Dataset records:
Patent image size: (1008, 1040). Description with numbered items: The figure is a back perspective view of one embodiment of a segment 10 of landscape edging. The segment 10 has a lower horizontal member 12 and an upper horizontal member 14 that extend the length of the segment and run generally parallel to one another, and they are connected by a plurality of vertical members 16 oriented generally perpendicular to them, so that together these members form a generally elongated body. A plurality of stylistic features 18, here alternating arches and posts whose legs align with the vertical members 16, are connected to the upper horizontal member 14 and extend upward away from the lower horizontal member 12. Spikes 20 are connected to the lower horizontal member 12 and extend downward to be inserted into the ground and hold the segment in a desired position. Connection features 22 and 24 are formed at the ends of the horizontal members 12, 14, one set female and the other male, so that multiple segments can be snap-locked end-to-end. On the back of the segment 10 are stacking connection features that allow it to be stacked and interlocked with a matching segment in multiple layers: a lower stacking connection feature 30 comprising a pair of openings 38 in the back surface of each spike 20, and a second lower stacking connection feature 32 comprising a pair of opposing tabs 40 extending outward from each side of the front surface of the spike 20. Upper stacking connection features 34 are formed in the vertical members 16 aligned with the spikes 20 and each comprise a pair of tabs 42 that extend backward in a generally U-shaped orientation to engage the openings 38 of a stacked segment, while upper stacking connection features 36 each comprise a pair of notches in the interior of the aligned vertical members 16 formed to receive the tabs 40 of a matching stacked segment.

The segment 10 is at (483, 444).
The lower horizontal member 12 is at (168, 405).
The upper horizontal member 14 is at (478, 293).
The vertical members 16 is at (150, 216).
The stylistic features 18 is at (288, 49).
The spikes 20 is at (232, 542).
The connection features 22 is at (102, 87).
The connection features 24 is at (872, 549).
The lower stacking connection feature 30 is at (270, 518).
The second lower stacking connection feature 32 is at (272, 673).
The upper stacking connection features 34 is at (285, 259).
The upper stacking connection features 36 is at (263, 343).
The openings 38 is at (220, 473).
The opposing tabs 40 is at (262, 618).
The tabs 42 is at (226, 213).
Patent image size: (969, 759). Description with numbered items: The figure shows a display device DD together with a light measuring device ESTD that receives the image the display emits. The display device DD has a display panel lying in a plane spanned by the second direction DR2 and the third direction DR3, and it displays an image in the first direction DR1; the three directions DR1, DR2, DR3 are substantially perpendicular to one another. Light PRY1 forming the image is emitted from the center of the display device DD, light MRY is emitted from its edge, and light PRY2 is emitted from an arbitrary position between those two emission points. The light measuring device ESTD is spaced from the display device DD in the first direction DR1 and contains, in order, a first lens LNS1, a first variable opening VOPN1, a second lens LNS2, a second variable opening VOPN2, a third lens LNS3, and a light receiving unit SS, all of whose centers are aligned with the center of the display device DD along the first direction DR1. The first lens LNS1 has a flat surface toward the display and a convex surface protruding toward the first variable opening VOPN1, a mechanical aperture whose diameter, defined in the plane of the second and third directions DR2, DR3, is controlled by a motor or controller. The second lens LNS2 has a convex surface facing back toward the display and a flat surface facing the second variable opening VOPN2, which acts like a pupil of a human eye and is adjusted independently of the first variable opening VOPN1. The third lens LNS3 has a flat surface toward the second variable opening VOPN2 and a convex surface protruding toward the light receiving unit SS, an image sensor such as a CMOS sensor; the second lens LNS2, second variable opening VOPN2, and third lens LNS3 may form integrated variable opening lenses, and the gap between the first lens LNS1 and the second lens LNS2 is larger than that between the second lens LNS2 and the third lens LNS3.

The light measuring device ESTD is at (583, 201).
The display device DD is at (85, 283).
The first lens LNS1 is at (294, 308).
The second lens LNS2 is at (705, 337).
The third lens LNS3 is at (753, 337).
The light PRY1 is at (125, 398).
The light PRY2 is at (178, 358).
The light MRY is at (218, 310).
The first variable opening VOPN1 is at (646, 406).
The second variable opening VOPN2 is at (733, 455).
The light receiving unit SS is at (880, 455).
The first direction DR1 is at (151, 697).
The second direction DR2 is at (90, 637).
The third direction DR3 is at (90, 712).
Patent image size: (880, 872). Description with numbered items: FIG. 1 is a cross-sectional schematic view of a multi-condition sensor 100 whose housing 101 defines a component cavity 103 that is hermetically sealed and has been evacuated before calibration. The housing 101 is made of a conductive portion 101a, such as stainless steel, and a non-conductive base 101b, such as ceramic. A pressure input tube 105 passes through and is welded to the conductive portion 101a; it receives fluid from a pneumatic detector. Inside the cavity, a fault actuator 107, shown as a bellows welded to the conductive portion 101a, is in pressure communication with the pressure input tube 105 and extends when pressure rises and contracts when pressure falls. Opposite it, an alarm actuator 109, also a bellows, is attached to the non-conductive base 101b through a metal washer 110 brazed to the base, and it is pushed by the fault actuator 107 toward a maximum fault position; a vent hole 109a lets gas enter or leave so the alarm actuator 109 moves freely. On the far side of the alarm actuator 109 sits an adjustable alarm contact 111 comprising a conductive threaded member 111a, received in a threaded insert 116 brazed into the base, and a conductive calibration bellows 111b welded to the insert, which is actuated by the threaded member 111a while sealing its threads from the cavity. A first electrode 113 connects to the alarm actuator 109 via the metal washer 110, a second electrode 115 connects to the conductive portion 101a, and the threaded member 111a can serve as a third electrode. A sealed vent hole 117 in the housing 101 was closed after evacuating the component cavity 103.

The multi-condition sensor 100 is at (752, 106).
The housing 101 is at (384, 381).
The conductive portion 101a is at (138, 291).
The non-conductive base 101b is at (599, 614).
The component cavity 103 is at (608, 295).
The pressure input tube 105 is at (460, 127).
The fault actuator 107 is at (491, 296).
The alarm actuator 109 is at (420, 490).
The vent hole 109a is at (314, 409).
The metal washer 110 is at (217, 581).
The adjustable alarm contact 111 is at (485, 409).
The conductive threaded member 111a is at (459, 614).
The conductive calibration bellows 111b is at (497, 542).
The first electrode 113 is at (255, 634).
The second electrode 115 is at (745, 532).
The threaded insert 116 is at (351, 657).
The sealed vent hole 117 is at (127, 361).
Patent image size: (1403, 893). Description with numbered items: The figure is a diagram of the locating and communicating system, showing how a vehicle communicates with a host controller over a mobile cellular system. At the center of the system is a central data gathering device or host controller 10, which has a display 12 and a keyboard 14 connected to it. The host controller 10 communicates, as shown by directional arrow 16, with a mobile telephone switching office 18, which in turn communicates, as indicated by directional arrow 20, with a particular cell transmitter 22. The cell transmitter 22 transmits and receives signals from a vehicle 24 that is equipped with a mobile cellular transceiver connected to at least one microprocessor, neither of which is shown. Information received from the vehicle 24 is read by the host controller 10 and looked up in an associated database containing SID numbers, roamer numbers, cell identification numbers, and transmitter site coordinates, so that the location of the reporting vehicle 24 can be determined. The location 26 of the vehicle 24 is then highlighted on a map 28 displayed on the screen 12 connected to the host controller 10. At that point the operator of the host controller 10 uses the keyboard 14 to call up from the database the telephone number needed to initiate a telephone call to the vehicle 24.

__WORK TO BE COMPLETED__: Tally the rows above that contain the string "reporting", treating uppercase and lowercase as different, and reply with only the number.

__SOLUTION FOR THIS PROBLEM__: 1